§ **GIVEN RECORDS**
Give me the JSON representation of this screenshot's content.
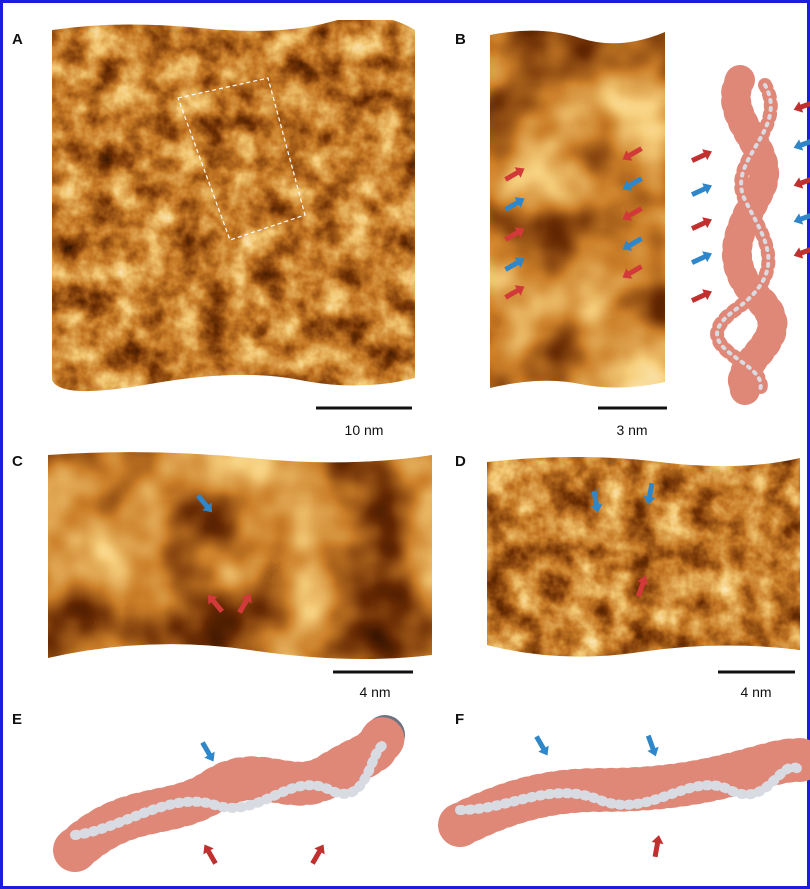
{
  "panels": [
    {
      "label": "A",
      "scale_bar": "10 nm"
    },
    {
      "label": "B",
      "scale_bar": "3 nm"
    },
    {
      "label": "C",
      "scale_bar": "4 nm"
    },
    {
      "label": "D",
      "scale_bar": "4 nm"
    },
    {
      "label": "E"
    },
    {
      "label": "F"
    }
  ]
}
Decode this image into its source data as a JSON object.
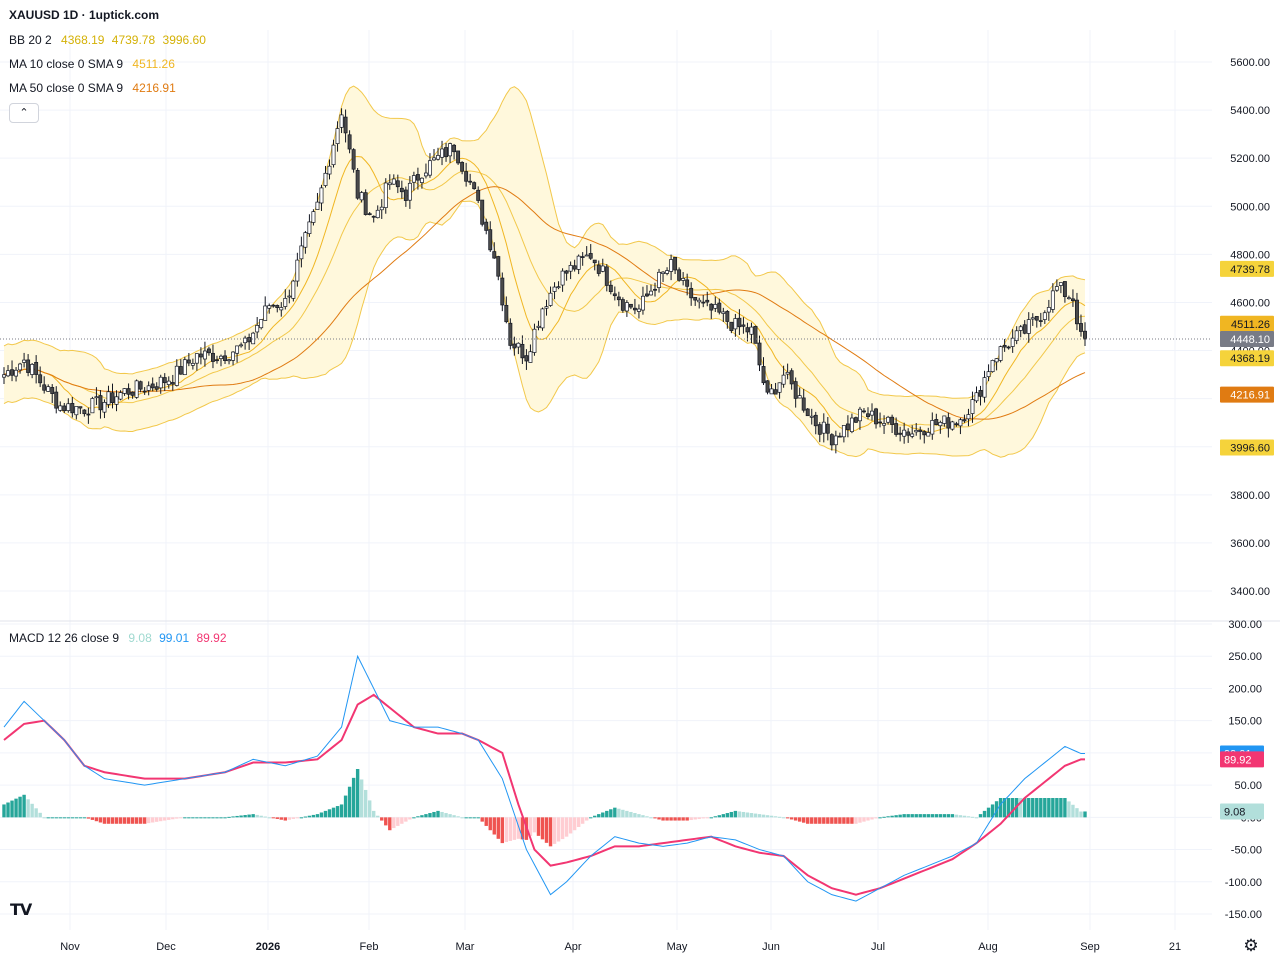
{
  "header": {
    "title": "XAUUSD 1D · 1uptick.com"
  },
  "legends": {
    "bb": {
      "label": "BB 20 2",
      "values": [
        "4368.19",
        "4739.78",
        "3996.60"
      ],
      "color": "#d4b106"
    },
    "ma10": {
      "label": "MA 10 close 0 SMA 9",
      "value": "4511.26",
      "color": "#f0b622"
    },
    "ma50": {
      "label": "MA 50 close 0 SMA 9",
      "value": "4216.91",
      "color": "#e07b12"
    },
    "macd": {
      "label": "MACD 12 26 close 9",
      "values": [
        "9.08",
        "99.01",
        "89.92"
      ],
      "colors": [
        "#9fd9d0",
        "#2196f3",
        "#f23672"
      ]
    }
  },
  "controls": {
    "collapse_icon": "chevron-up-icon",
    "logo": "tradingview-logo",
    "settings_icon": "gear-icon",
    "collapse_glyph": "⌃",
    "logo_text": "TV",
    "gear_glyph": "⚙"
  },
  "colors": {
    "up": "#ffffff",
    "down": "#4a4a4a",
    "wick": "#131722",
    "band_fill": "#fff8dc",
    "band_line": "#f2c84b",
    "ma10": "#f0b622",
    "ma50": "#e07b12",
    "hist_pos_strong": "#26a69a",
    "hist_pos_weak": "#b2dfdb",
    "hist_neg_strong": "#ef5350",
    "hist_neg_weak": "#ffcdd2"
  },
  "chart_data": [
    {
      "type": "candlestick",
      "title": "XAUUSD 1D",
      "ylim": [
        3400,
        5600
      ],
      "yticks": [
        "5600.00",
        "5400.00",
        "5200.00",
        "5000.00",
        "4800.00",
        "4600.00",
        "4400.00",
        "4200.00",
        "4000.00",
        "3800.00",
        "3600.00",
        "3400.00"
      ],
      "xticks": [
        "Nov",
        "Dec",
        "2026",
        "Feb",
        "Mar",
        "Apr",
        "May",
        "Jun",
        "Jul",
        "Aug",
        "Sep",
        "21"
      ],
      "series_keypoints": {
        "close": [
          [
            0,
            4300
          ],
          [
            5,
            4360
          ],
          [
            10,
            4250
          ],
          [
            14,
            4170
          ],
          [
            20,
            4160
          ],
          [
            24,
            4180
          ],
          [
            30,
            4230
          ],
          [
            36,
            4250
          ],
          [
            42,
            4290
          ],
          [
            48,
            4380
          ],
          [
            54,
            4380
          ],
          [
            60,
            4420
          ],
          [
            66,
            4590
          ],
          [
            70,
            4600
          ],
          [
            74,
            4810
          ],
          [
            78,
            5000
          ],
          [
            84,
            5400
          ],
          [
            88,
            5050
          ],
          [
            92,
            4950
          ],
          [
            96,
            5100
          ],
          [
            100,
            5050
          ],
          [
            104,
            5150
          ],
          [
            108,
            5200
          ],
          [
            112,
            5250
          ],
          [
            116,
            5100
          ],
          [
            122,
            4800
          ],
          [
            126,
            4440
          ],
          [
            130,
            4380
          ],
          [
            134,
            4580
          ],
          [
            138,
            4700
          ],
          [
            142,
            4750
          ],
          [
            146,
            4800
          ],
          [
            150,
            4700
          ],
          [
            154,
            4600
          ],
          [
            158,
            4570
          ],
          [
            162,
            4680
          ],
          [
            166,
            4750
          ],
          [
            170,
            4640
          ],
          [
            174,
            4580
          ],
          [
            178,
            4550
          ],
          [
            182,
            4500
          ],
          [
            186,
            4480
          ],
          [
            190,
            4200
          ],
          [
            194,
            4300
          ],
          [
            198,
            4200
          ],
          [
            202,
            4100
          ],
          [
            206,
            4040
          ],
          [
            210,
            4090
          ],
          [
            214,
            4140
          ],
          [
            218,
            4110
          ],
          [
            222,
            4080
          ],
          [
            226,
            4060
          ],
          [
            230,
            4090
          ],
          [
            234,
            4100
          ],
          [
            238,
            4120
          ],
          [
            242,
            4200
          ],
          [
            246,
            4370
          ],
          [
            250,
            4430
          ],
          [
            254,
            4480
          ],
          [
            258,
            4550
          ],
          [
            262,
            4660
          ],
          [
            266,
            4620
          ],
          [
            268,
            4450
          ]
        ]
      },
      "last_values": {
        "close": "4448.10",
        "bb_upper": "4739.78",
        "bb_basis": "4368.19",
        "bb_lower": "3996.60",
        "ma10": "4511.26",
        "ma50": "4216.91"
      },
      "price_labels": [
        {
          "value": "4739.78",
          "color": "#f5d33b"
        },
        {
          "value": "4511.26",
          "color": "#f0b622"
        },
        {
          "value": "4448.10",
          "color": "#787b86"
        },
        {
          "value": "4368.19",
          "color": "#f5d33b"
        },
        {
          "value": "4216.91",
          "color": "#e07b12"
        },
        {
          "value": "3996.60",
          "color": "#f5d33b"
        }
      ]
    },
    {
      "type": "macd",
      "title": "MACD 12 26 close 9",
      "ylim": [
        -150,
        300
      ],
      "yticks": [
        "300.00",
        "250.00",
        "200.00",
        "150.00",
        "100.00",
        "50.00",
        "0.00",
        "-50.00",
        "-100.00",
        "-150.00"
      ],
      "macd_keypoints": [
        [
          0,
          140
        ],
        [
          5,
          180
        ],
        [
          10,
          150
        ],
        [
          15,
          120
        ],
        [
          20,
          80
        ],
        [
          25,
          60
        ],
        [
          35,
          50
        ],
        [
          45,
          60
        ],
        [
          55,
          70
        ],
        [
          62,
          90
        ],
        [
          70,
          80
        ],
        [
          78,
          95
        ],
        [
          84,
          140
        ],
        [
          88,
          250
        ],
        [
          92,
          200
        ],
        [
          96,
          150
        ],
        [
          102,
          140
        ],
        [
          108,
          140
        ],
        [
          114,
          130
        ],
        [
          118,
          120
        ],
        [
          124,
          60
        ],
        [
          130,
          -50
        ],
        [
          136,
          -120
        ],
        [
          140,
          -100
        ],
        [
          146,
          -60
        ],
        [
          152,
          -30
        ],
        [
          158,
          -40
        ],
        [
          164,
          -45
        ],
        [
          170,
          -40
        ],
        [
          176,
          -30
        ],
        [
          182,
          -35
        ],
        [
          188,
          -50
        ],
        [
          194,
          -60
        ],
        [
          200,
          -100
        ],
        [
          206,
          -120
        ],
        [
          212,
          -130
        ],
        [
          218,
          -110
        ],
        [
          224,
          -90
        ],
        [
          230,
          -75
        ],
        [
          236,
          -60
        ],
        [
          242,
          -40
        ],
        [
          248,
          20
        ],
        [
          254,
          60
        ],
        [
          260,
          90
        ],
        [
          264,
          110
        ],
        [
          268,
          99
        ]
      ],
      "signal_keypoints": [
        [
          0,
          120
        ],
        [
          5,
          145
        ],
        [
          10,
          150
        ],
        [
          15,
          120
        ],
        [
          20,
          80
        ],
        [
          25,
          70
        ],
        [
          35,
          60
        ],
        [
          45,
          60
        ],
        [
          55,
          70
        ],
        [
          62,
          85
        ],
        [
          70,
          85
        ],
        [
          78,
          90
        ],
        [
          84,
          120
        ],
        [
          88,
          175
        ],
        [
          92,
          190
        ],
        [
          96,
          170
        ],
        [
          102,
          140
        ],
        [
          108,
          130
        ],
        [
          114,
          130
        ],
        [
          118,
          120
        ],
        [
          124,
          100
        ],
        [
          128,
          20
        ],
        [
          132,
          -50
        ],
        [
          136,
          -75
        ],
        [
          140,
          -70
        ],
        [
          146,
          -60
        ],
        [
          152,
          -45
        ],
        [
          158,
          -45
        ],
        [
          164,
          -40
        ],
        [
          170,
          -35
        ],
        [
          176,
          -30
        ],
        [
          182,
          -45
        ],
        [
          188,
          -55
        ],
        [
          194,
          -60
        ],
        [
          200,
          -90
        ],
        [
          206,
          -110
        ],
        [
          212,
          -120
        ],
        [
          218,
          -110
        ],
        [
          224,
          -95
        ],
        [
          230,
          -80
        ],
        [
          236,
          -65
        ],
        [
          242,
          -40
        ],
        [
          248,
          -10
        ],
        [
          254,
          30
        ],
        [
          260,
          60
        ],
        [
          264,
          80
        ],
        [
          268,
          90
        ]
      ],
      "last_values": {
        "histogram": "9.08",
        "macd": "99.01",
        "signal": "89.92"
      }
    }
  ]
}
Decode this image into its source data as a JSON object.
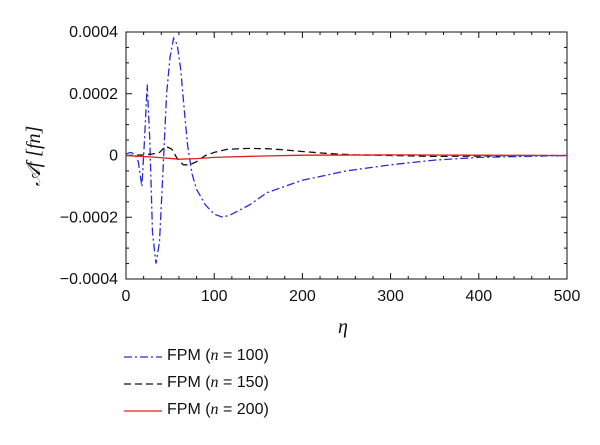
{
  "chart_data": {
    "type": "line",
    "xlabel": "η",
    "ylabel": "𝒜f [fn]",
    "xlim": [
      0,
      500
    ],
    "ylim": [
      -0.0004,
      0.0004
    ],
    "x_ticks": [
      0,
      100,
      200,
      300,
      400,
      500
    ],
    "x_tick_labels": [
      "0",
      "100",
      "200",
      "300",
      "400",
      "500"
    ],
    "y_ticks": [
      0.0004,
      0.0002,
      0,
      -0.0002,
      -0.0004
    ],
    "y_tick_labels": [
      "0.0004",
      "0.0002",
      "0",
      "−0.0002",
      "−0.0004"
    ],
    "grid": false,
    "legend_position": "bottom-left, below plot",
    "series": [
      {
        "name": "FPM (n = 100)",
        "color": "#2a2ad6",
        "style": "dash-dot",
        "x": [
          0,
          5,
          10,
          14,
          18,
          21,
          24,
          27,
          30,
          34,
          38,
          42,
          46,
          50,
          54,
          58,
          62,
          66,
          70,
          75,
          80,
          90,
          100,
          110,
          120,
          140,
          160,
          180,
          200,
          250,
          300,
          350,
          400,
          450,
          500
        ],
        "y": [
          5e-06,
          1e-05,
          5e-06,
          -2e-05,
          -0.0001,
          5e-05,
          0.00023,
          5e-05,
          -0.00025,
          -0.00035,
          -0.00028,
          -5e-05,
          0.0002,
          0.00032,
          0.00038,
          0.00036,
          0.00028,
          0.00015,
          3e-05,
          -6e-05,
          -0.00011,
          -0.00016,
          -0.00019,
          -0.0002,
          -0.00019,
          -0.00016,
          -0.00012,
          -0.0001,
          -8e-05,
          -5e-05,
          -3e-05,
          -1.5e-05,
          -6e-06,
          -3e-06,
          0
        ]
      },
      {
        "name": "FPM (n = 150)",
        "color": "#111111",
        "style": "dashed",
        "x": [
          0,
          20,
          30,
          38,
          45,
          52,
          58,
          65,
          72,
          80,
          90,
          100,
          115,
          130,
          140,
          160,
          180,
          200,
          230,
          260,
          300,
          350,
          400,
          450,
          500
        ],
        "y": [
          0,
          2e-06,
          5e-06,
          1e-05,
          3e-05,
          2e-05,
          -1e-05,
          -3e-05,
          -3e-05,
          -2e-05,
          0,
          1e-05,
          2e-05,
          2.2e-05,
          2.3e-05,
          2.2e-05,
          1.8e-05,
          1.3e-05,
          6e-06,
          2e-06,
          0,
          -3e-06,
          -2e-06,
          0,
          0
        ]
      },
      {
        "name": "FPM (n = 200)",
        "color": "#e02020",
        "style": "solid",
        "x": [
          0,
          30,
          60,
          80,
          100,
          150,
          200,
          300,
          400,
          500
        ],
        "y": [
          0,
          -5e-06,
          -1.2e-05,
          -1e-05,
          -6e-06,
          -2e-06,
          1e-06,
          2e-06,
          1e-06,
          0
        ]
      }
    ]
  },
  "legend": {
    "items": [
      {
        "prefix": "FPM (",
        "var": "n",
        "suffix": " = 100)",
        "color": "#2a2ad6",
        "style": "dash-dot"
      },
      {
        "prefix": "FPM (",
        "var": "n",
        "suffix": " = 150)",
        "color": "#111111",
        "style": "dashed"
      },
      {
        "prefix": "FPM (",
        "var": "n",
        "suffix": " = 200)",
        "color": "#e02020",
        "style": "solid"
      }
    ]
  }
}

§ **WHAT THE EXERCISE ASKS**
Go through the material and copy out every line with "title" in it.

§ **ANSWER TO THE PROBLEM**
    "title": "XAUUSD 1D · 1uptick.com"
      "title": "XAUUSD 1D",
      "title": "MACD 12 26 close 9",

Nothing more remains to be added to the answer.